> _THE PROBLEM_: Retype the stretch of data from the start through the line containing "172, 101, 204]", without changing a single character.

________________

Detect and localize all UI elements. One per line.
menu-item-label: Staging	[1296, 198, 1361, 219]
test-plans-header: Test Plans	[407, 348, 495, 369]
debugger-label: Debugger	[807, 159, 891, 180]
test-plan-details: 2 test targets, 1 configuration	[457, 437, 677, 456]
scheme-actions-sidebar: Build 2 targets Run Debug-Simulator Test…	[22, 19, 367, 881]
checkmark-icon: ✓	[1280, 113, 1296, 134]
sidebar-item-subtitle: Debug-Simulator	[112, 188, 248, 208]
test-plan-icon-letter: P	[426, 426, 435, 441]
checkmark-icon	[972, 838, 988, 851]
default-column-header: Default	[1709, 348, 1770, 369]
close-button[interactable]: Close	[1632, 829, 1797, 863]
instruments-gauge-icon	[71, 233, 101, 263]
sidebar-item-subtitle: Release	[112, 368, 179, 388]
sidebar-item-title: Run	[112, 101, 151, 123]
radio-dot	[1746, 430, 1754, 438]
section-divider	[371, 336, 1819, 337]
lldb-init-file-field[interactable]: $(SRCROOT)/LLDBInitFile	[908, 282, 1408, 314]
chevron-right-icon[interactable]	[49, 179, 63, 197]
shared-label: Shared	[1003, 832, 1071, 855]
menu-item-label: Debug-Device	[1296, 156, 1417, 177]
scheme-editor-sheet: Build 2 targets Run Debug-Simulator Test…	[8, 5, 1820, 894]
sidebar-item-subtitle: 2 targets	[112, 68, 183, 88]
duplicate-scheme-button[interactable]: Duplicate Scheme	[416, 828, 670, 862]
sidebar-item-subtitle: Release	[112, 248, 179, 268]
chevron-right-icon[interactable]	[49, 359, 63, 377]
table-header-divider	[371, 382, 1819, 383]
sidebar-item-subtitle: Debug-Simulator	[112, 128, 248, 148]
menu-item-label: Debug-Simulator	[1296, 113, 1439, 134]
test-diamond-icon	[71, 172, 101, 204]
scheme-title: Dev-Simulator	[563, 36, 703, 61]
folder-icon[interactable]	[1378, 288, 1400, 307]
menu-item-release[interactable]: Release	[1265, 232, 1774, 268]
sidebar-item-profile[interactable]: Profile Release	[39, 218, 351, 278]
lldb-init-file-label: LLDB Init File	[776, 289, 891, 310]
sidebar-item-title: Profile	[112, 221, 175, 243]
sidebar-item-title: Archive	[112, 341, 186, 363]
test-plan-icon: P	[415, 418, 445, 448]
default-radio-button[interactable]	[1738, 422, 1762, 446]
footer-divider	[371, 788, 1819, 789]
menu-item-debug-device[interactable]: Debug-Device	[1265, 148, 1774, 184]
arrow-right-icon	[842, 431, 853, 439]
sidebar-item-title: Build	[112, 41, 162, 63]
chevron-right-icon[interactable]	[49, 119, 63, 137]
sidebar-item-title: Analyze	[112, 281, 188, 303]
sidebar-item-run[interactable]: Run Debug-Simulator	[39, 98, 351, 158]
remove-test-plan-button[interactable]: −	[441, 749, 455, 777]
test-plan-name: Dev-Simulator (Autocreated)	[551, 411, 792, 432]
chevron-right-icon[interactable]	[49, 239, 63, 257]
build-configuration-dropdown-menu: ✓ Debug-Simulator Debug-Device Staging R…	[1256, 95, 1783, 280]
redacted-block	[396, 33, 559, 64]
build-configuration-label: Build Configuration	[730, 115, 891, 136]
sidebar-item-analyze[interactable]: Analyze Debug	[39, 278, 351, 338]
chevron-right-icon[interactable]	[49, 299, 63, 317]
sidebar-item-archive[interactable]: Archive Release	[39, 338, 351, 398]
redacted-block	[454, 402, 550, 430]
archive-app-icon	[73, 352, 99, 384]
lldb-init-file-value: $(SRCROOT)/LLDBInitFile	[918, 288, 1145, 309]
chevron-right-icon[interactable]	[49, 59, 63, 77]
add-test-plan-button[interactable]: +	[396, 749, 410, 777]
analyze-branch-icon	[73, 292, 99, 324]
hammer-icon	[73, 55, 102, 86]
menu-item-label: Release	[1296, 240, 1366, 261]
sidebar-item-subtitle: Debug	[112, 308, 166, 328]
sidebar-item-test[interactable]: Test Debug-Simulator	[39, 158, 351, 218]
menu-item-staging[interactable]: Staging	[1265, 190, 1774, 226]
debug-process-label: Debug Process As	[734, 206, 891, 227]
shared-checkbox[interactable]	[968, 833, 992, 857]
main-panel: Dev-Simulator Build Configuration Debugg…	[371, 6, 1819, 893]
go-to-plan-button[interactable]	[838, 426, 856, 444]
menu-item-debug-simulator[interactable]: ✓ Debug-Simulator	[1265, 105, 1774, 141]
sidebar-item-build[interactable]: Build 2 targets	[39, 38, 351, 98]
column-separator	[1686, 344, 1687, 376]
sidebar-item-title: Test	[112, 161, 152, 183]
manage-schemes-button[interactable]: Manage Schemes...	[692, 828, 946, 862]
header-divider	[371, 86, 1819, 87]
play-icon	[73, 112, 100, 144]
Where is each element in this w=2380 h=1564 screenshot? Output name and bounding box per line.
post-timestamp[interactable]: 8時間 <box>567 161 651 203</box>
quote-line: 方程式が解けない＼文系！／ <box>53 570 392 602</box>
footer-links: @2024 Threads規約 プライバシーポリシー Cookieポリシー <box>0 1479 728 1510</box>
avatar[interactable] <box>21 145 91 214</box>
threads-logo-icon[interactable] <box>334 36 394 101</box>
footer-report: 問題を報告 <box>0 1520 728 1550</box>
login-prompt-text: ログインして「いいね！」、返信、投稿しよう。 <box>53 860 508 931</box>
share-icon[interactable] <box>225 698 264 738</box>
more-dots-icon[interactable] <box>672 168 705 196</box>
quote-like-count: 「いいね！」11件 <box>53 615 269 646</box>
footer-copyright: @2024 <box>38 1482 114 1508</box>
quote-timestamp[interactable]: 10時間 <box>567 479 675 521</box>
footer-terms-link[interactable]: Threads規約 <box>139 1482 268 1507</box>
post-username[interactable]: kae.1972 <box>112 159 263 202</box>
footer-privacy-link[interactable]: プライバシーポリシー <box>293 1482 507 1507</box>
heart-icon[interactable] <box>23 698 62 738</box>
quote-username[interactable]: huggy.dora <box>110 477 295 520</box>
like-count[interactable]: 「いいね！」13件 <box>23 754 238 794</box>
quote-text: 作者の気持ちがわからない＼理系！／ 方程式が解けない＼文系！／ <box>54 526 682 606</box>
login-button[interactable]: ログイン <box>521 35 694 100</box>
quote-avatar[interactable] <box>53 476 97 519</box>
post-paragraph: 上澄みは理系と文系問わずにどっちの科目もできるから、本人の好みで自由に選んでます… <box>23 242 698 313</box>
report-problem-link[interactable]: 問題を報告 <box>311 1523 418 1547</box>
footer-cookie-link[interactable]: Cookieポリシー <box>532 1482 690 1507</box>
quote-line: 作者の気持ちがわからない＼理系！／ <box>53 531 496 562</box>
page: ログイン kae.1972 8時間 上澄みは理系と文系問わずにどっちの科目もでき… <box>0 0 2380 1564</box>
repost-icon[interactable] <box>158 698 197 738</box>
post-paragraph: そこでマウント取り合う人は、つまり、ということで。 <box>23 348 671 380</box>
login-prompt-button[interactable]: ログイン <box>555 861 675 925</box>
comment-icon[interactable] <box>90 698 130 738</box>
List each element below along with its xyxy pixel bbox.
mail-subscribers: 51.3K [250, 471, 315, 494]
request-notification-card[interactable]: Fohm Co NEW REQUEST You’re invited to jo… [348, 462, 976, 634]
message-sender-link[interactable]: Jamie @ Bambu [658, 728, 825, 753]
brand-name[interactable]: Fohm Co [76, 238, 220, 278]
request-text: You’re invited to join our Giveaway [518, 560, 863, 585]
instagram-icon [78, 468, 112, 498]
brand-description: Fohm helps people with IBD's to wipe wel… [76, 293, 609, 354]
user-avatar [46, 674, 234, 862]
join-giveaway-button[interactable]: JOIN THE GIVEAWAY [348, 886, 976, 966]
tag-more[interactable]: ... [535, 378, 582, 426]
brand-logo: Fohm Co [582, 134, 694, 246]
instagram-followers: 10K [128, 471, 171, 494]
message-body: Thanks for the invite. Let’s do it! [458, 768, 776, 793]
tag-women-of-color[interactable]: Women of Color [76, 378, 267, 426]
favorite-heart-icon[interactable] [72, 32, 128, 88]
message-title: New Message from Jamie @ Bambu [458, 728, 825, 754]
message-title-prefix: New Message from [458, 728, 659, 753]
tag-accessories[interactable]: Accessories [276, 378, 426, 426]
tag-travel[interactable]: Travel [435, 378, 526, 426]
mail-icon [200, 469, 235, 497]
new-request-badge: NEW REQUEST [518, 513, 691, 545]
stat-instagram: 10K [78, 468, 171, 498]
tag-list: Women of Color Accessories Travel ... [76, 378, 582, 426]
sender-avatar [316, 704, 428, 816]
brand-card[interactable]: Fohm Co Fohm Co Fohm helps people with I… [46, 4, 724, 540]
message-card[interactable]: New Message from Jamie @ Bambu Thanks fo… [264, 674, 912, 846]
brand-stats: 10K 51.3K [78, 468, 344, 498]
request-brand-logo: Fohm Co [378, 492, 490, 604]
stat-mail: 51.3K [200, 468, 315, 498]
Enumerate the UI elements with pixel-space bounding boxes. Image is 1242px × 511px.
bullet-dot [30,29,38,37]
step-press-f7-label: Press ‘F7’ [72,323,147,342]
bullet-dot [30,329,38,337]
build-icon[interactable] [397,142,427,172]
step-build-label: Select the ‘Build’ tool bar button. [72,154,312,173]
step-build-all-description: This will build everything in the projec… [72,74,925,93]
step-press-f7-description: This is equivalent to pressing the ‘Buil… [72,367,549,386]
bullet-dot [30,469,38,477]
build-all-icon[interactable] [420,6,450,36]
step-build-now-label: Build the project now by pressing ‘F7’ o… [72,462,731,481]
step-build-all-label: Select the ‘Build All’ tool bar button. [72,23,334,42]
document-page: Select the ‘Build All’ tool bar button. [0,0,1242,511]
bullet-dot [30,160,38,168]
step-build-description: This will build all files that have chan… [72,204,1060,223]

________________

> _SOLUTION TO THIS EXERCISE_:
Detect and localize all UI elements. One per line.
menu-item-label: Staging	[1296, 198, 1361, 219]
test-plans-header: Test Plans	[407, 348, 495, 369]
debugger-label: Debugger	[807, 159, 891, 180]
test-plan-details: 2 test targets, 1 configuration	[457, 437, 677, 456]
scheme-actions-sidebar: Build 2 targets Run Debug-Simulator Test…	[22, 19, 367, 881]
checkmark-icon: ✓	[1280, 113, 1296, 134]
sidebar-item-subtitle: Debug-Simulator	[112, 188, 248, 208]
test-plan-icon-letter: P	[426, 426, 435, 441]
checkmark-icon	[972, 838, 988, 851]
default-column-header: Default	[1709, 348, 1770, 369]
close-button[interactable]: Close	[1632, 829, 1797, 863]
instruments-gauge-icon	[71, 233, 101, 263]
sidebar-item-subtitle: Release	[112, 368, 179, 388]
sidebar-item-title: Run	[112, 101, 151, 123]
radio-dot	[1746, 430, 1754, 438]
section-divider	[371, 336, 1819, 337]
lldb-init-file-field[interactable]: $(SRCROOT)/LLDBInitFile	[908, 282, 1408, 314]
chevron-right-icon[interactable]	[49, 179, 63, 197]
shared-label: Shared	[1003, 832, 1071, 855]
menu-item-label: Debug-Device	[1296, 156, 1417, 177]
scheme-editor-sheet: Build 2 targets Run Debug-Simulator Test…	[8, 5, 1820, 894]
sidebar-item-subtitle: 2 targets	[112, 68, 183, 88]
duplicate-scheme-button[interactable]: Duplicate Scheme	[416, 828, 670, 862]
sidebar-item-subtitle: Release	[112, 248, 179, 268]
chevron-right-icon[interactable]	[49, 359, 63, 377]
table-header-divider	[371, 382, 1819, 383]
sidebar-item-subtitle: Debug-Simulator	[112, 128, 248, 148]
menu-item-label: Debug-Simulator	[1296, 113, 1439, 134]
test-diamond-icon	[71, 172, 101, 204]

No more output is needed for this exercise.